>>>>>

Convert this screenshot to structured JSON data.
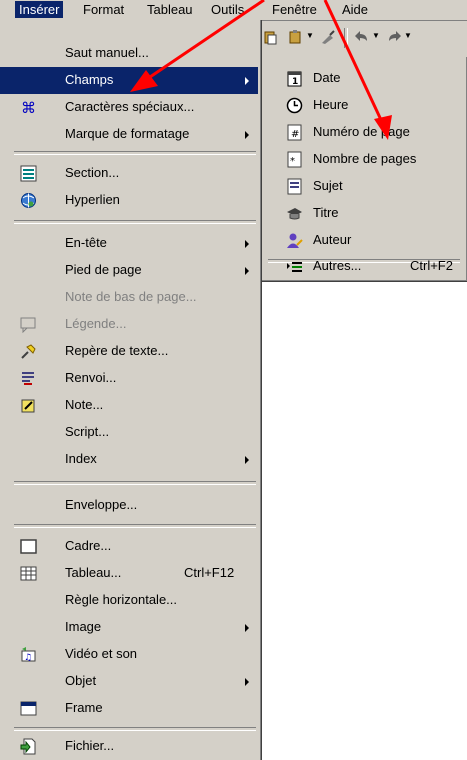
{
  "menubar": {
    "items": [
      "Insérer",
      "Format",
      "Tableau",
      "Outils",
      "Fenêtre",
      "Aide"
    ]
  },
  "main_menu": {
    "items": [
      {
        "label": "Saut manuel..."
      },
      {
        "label": "Champs"
      },
      {
        "label": "Caractères spéciaux..."
      },
      {
        "label": "Marque de formatage"
      },
      {
        "label": "Section..."
      },
      {
        "label": "Hyperlien"
      },
      {
        "label": "En-tête"
      },
      {
        "label": "Pied de page"
      },
      {
        "label": "Note de bas de page..."
      },
      {
        "label": "Légende..."
      },
      {
        "label": "Repère de texte..."
      },
      {
        "label": "Renvoi..."
      },
      {
        "label": "Note..."
      },
      {
        "label": "Script..."
      },
      {
        "label": "Index"
      },
      {
        "label": "Enveloppe..."
      },
      {
        "label": "Cadre..."
      },
      {
        "label": "Tableau...",
        "shortcut": "Ctrl+F12"
      },
      {
        "label": "Règle horizontale..."
      },
      {
        "label": "Image"
      },
      {
        "label": "Vidéo et son"
      },
      {
        "label": "Objet"
      },
      {
        "label": "Frame"
      },
      {
        "label": "Fichier..."
      }
    ]
  },
  "sub_menu": {
    "items": [
      {
        "label": "Date"
      },
      {
        "label": "Heure"
      },
      {
        "label": "Numéro de page"
      },
      {
        "label": "Nombre de pages"
      },
      {
        "label": "Sujet"
      },
      {
        "label": "Titre"
      },
      {
        "label": "Auteur"
      },
      {
        "label": "Autres...",
        "shortcut": "Ctrl+F2"
      }
    ]
  },
  "colors": {
    "menu_bg": "#d4d0c8",
    "highlight": "#0a246a",
    "annotation_arrow": "#ff0000",
    "disabled_text": "#808080"
  }
}
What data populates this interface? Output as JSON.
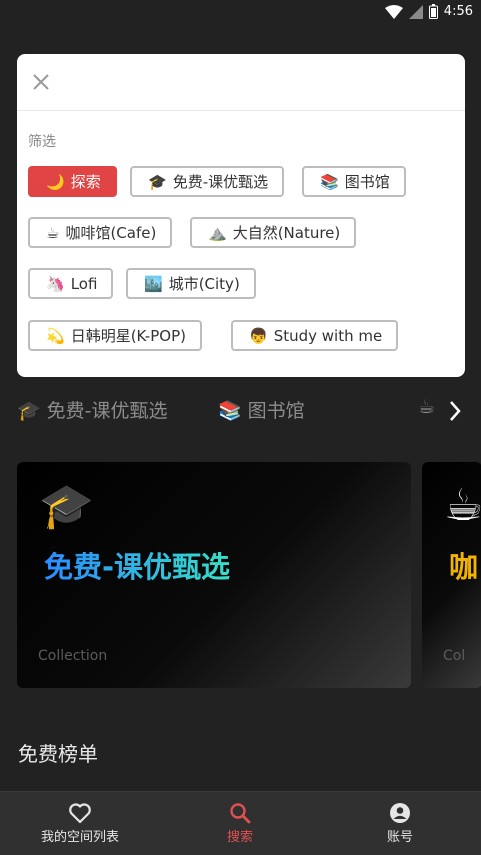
{
  "status_bar": {
    "time": "4:56"
  },
  "dialog": {
    "filter_label": "筛选",
    "chips": [
      {
        "emoji": "🌙",
        "label": "探索",
        "active": true
      },
      {
        "emoji": "🎓",
        "label": "免费-课优甄选",
        "active": false
      },
      {
        "emoji": "📚",
        "label": "图书馆",
        "active": false
      },
      {
        "emoji": "☕",
        "label": "咖啡馆(Cafe)",
        "active": false
      },
      {
        "emoji": "⛰️",
        "label": "大自然(Nature)",
        "active": false
      },
      {
        "emoji": "🦄",
        "label": "Lofi",
        "active": false
      },
      {
        "emoji": "🏙️",
        "label": "城市(City)",
        "active": false
      },
      {
        "emoji": "💫",
        "label": "日韩明星(K-POP)",
        "active": false
      },
      {
        "emoji": "👦",
        "label": "Study with me",
        "active": false
      }
    ]
  },
  "background": {
    "tabs": [
      {
        "emoji": "🎓",
        "label": "免费-课优甄选"
      },
      {
        "emoji": "📚",
        "label": "图书馆"
      },
      {
        "emoji": "☕",
        "label": ""
      }
    ],
    "cards": [
      {
        "emoji": "🎓",
        "title": "免费-课优甄选",
        "subtitle": "Collection"
      },
      {
        "emoji": "☕",
        "title": "咖",
        "subtitle": "Col"
      }
    ],
    "section_title": "免费榜单"
  },
  "bottom_nav": {
    "items": [
      {
        "label": "我的空间列表",
        "icon": "heart-icon",
        "active": false
      },
      {
        "label": "搜索",
        "icon": "search-icon",
        "active": true
      },
      {
        "label": "账号",
        "icon": "account-icon",
        "active": false
      }
    ]
  },
  "colors": {
    "accent": "#e04444",
    "background": "#222222",
    "nav_background": "#303030"
  }
}
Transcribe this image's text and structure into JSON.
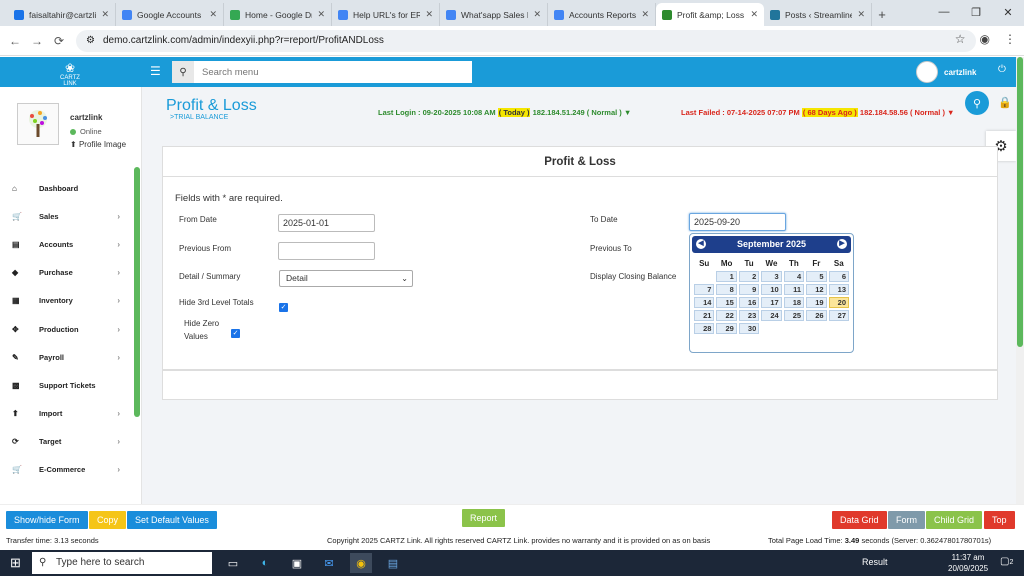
{
  "browser": {
    "tabs": [
      {
        "label": "faisaltahir@cartzli",
        "color": "#1a73e8"
      },
      {
        "label": "Google Accounts",
        "color": "#4285f4"
      },
      {
        "label": "Home - Google Dri",
        "color": "#34a853"
      },
      {
        "label": "Help URL's for ERI",
        "color": "#4285f4"
      },
      {
        "label": "What'sapp Sales N",
        "color": "#4285f4"
      },
      {
        "label": "Accounts Reports",
        "color": "#4285f4"
      },
      {
        "label": "Profit &amp; Loss",
        "color": "#2e8b2e"
      },
      {
        "label": "Posts ‹ Streamline",
        "color": "#21759b"
      }
    ],
    "url": "demo.cartzlink.com/admin/indexyii.php?r=report/ProfitANDLoss"
  },
  "header": {
    "search_placeholder": "Search menu",
    "user_name": "cartzlink",
    "logo_text": "CARTZ LINK"
  },
  "profile": {
    "name": "cartzlink",
    "status": "Online",
    "image_link": "Profile Image"
  },
  "sidebar": {
    "items": [
      {
        "label": "Dashboard",
        "icon": "home-icon",
        "glyph": "⌂",
        "chevron": ""
      },
      {
        "label": "Sales",
        "icon": "cart-icon",
        "glyph": "🛒",
        "chevron": "›"
      },
      {
        "label": "Accounts",
        "icon": "bank-icon",
        "glyph": "▤",
        "chevron": "›"
      },
      {
        "label": "Purchase",
        "icon": "tag-icon",
        "glyph": "◆",
        "chevron": "›"
      },
      {
        "label": "Inventory",
        "icon": "grid-icon",
        "glyph": "▦",
        "chevron": "›"
      },
      {
        "label": "Production",
        "icon": "cross-arrows-icon",
        "glyph": "✥",
        "chevron": "›"
      },
      {
        "label": "Payroll",
        "icon": "payroll-icon",
        "glyph": "✎",
        "chevron": "›"
      },
      {
        "label": "Support Tickets",
        "icon": "tickets-icon",
        "glyph": "▩",
        "chevron": ""
      },
      {
        "label": "Import",
        "icon": "upload-icon",
        "glyph": "⬆",
        "chevron": "›"
      },
      {
        "label": "Target",
        "icon": "refresh-icon",
        "glyph": "⟳",
        "chevron": "›"
      },
      {
        "label": "E-Commerce",
        "icon": "cart-icon",
        "glyph": "🛒",
        "chevron": "›"
      }
    ]
  },
  "page": {
    "title": "Profit & Loss",
    "subtitle": ">TRIAL BALANCE",
    "last_login_prefix": "Last Login : 09-20-2025 10:08 AM",
    "last_login_badge": "( Today )",
    "last_login_suffix": "182.184.51.249 ( Normal ) ▼",
    "last_failed_prefix": "Last Failed : 07-14-2025 07:07 PM",
    "last_failed_badge": "( 68 Days Ago )",
    "last_failed_suffix": "182.184.58.56 ( Normal ) ▼"
  },
  "form": {
    "heading": "Profit & Loss",
    "required_note": "Fields with * are required.",
    "from_date_label": "From Date",
    "from_date_value": "2025-01-01",
    "to_date_label": "To Date",
    "to_date_value": "2025-09-20",
    "previous_from_label": "Previous From",
    "previous_from_value": "",
    "previous_to_label": "Previous To",
    "detail_summary_label": "Detail / Summary",
    "detail_summary_value": "Detail",
    "display_closing_label": "Display Closing Balance",
    "hide_3rd_label": "Hide 3rd Level Totals",
    "hide_3rd_checked": true,
    "hide_zero_label_1": "Hide Zero",
    "hide_zero_label_2": "Values",
    "hide_zero_checked": true
  },
  "datepicker": {
    "month_title": "September 2025",
    "weekdays": [
      "Su",
      "Mo",
      "Tu",
      "We",
      "Th",
      "Fr",
      "Sa"
    ],
    "weeks": [
      [
        "",
        "1",
        "2",
        "3",
        "4",
        "5",
        "6"
      ],
      [
        "7",
        "8",
        "9",
        "10",
        "11",
        "12",
        "13"
      ],
      [
        "14",
        "15",
        "16",
        "17",
        "18",
        "19",
        "20"
      ],
      [
        "21",
        "22",
        "23",
        "24",
        "25",
        "26",
        "27"
      ],
      [
        "28",
        "29",
        "30",
        "",
        "",
        "",
        ""
      ]
    ],
    "selected_day": "20"
  },
  "bottom": {
    "show_hide_form": "Show/hide Form",
    "copy": "Copy",
    "set_default": "Set Default Values",
    "report": "Report",
    "data_grid": "Data Grid",
    "form": "Form",
    "child_grid": "Child Grid",
    "top": "Top",
    "transfer_time": "Transfer time: 3.13 seconds",
    "copyright": "Copyright 2025 CARTZ Link. All rights reserved CARTZ Link. provides no warranty and it is provided on as on basis",
    "load_time_prefix": "Total Page Load Time:",
    "load_time_value": "3.49",
    "load_time_suffix": "seconds (Server: 0.36247801780701s)",
    "colors": {
      "blue": "#1a8ddb",
      "yellow": "#f5c518",
      "green": "#8bc34a",
      "red": "#e0392b",
      "gray": "#7f9aaa"
    }
  },
  "taskbar": {
    "search_placeholder": "Type here to search",
    "result_label": "Result",
    "time": "11:37 am",
    "date": "20/09/2025",
    "notification_count": "2"
  }
}
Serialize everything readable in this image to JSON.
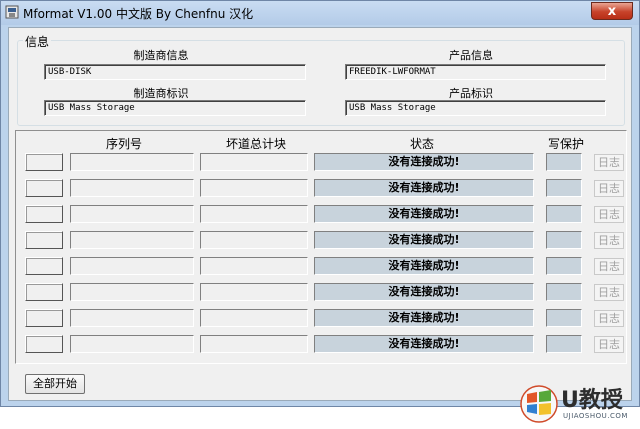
{
  "window": {
    "title": "Mformat V1.00 中文版 By Chenfnu 汉化",
    "close_label": "x"
  },
  "info": {
    "group_title": "信息",
    "manufacturer_info_label": "制造商信息",
    "manufacturer_info_value": "USB-DISK",
    "product_info_label": "产品信息",
    "product_info_value": "FREEDIK-LWFORMAT",
    "manufacturer_id_label": "制造商标识",
    "manufacturer_id_value": "USB Mass Storage",
    "product_id_label": "产品标识",
    "product_id_value": "USB Mass Storage"
  },
  "table": {
    "headers": {
      "serial": "序列号",
      "bad_blocks": "坏道总计块",
      "status": "状态",
      "write_protect": "写保护"
    },
    "rows": [
      {
        "status": "没有连接成功!",
        "log": "日志"
      },
      {
        "status": "没有连接成功!",
        "log": "日志"
      },
      {
        "status": "没有连接成功!",
        "log": "日志"
      },
      {
        "status": "没有连接成功!",
        "log": "日志"
      },
      {
        "status": "没有连接成功!",
        "log": "日志"
      },
      {
        "status": "没有连接成功!",
        "log": "日志"
      },
      {
        "status": "没有连接成功!",
        "log": "日志"
      },
      {
        "status": "没有连接成功!",
        "log": "日志"
      }
    ]
  },
  "footer": {
    "start_all_label": "全部开始"
  },
  "watermark": {
    "text": "U教授",
    "subtext": "UJIAOSHOU.COM"
  }
}
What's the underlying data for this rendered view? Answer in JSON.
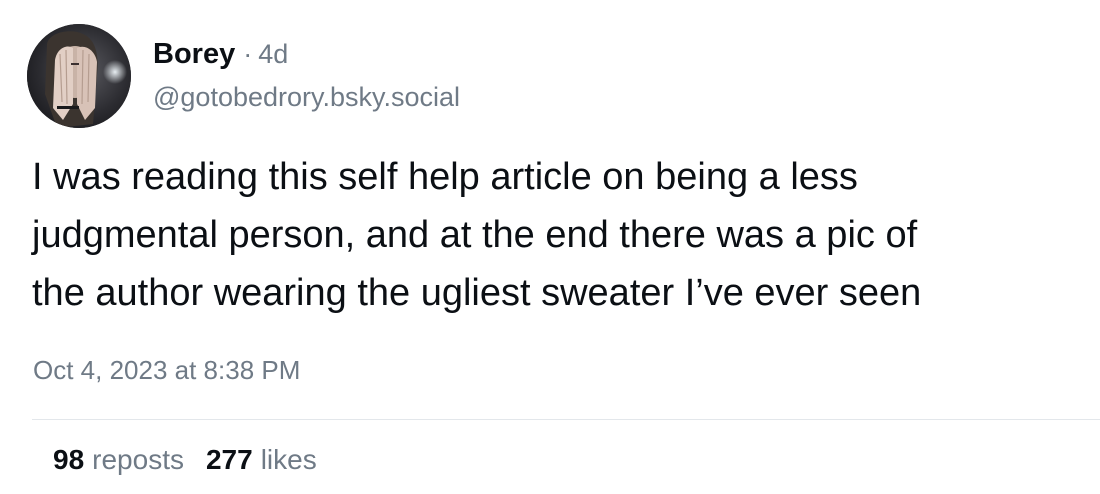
{
  "post": {
    "author": {
      "display_name": "Borey",
      "handle": "@gotobedrory.bsky.social",
      "separator": "·",
      "relative_time": "4d"
    },
    "text_lines": [
      "I was reading this self help article on being a less",
      "judgmental person, and at the end there was a pic of",
      "the author wearing the ugliest sweater I’ve ever seen"
    ],
    "posted_at": "Oct 4, 2023 at 8:38 PM",
    "stats": {
      "reposts_count": "98",
      "reposts_label": "reposts",
      "likes_count": "277",
      "likes_label": "likes"
    }
  },
  "colors": {
    "text_primary": "#0b0f14",
    "text_secondary": "#6f7a86",
    "divider": "#e3e7eb",
    "background": "#ffffff"
  }
}
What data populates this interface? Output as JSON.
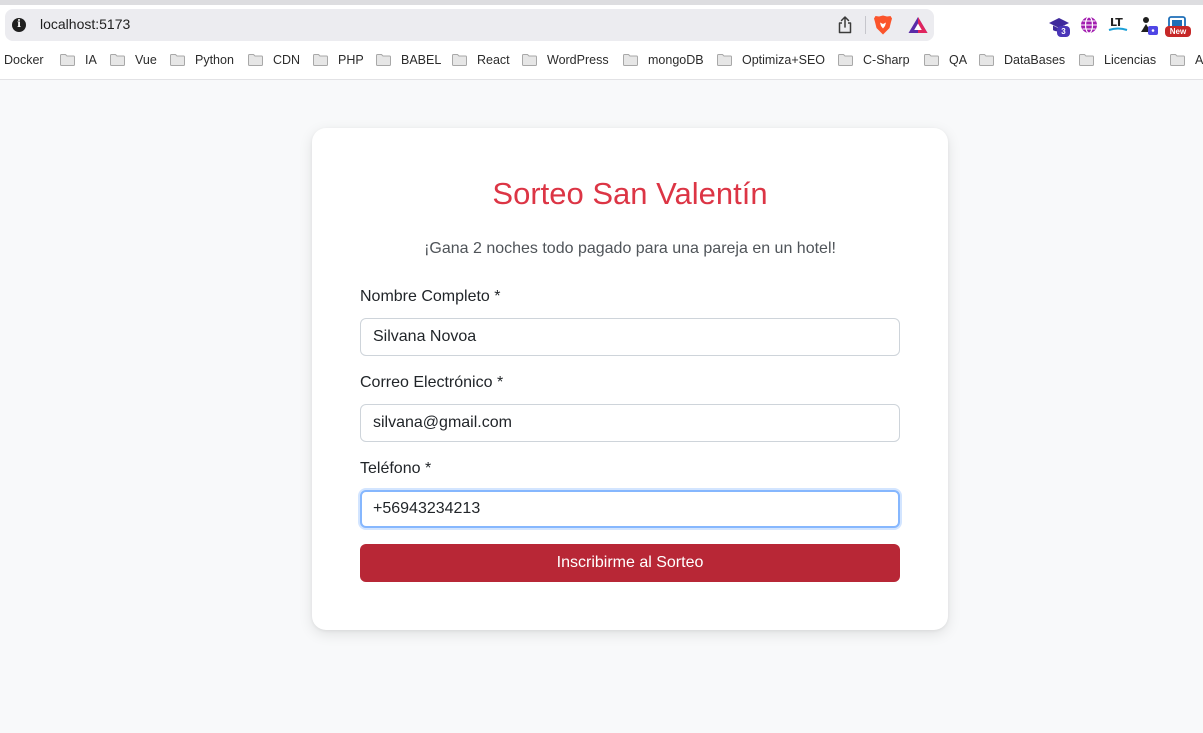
{
  "browser": {
    "url": "localhost:5173",
    "extensions": [
      {
        "icon": "graduation-cap-icon",
        "badge": "3"
      },
      {
        "icon": "globe-icon"
      },
      {
        "icon": "languagetool-icon",
        "text": "LT"
      },
      {
        "icon": "developer-tool-icon"
      },
      {
        "icon": "screen-tool-icon",
        "badge": "New"
      }
    ],
    "bookmarks": [
      "Docker",
      "IA",
      "Vue",
      "Python",
      "CDN",
      "PHP",
      "BABEL",
      "React",
      "WordPress",
      "mongoDB",
      "Optimiza+SEO",
      "C-Sharp",
      "QA",
      "DataBases",
      "Licencias",
      "AI"
    ]
  },
  "form": {
    "title": "Sorteo San Valentín",
    "subtitle": "¡Gana 2 noches todo pagado para una pareja en un hotel!",
    "fields": [
      {
        "label": "Nombre Completo *",
        "value": "Silvana Novoa"
      },
      {
        "label": "Correo Electrónico *",
        "value": "silvana@gmail.com"
      },
      {
        "label": "Teléfono *",
        "value": "+56943234213"
      }
    ],
    "submit_label": "Inscribirme al Sorteo"
  },
  "colors": {
    "title": "#dc3545",
    "button": "#b82736",
    "background": "#f8f9fa",
    "focus_border": "#86b7fe"
  }
}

<<<<<

# TASK BRIEF
Copy all the lines above that hold the string "Normal".

# OUTPUT OF THE TASK
    "last_login_suffix": "182.184.51.249 ( Normal ) ▼",
    "last_failed_suffix": "182.184.58.56 ( Normal ) ▼"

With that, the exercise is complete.